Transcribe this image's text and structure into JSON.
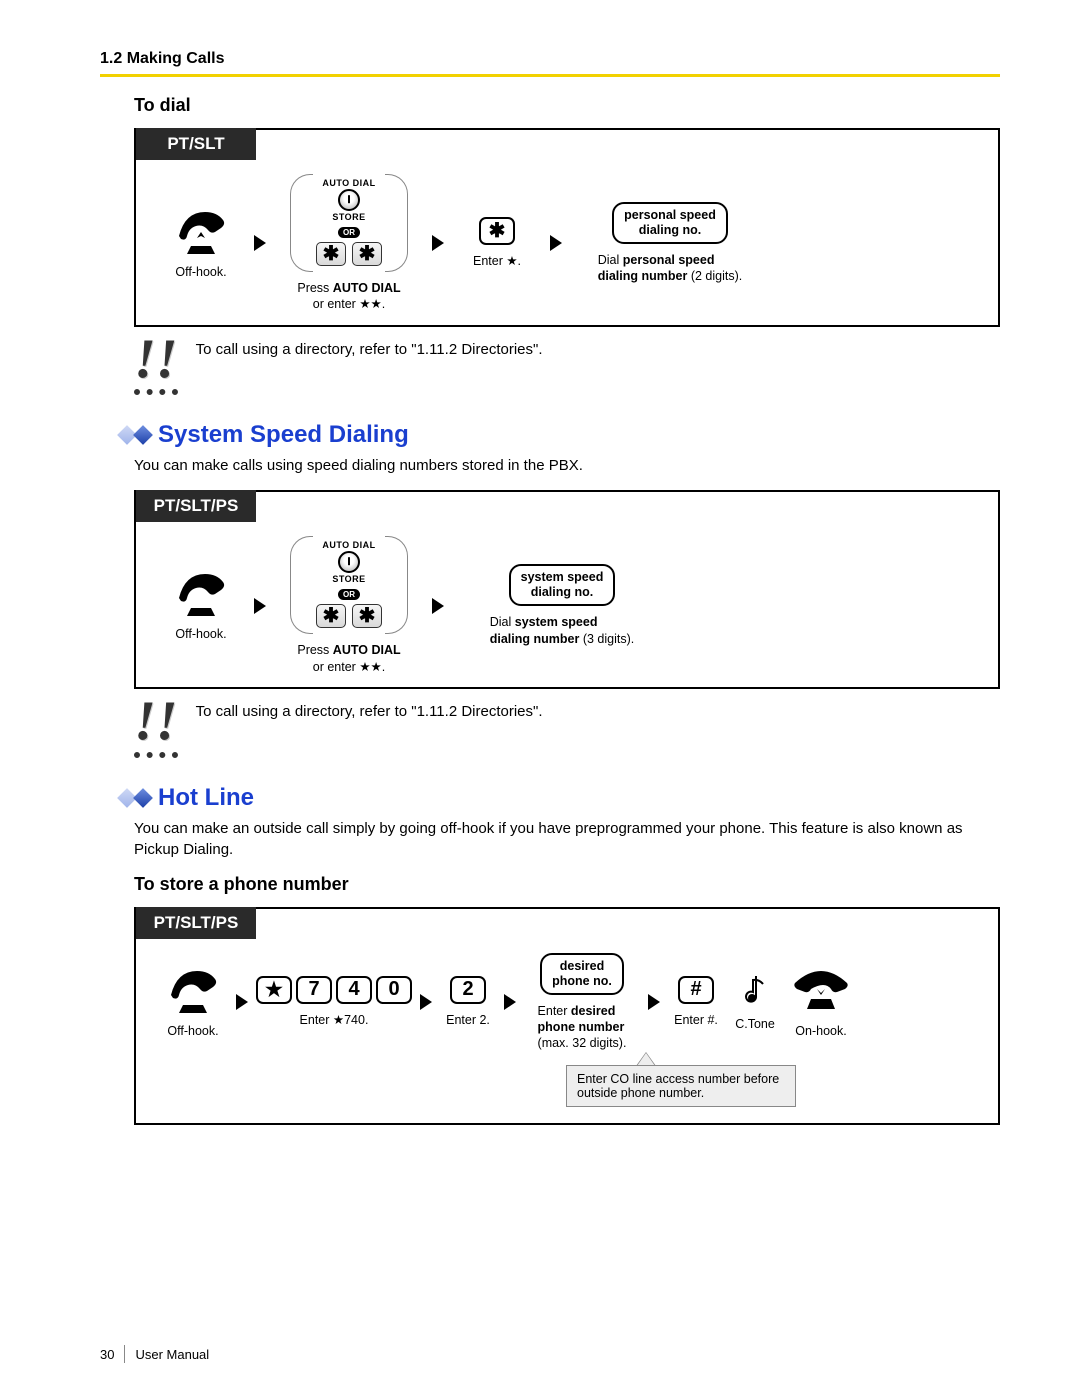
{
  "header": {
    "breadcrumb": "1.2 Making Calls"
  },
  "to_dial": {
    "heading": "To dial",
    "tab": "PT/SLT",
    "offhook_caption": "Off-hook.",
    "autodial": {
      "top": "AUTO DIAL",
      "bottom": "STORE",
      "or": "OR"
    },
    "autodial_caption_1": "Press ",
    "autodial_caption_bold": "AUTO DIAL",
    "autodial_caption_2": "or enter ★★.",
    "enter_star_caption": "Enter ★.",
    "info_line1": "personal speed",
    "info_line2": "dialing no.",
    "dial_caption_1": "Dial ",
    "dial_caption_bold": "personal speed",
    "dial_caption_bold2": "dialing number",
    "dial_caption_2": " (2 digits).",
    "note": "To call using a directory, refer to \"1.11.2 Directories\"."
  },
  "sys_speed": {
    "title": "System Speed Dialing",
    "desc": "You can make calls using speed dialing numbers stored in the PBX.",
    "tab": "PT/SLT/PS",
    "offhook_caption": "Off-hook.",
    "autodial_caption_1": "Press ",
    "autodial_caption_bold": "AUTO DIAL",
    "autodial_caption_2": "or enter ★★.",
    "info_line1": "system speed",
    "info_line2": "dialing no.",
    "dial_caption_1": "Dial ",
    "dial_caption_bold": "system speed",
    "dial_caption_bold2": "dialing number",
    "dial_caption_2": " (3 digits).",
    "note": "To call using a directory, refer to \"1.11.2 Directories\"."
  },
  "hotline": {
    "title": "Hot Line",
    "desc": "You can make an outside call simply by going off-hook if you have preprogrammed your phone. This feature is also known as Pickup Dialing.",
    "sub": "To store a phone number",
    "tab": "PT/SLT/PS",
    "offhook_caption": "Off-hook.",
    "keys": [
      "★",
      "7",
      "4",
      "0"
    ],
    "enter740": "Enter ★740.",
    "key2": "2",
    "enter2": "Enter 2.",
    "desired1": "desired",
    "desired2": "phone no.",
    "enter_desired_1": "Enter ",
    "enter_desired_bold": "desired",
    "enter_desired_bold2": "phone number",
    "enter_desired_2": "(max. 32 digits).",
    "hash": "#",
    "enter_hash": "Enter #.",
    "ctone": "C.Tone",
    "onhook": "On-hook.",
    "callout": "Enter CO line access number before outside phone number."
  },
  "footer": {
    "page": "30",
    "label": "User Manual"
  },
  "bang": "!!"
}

● ● ● ● ●

**Brief:** Copy, from the material above, each line in which the string "make" occurs.

**Exercise answer:**
    "desc": "You can make calls using speed dialing numbers stored in the PBX.",
    "desc": "You can make an outside call simply by going off-hook if you have preprogrammed your phone. This feature is also known as Pickup Dialing.",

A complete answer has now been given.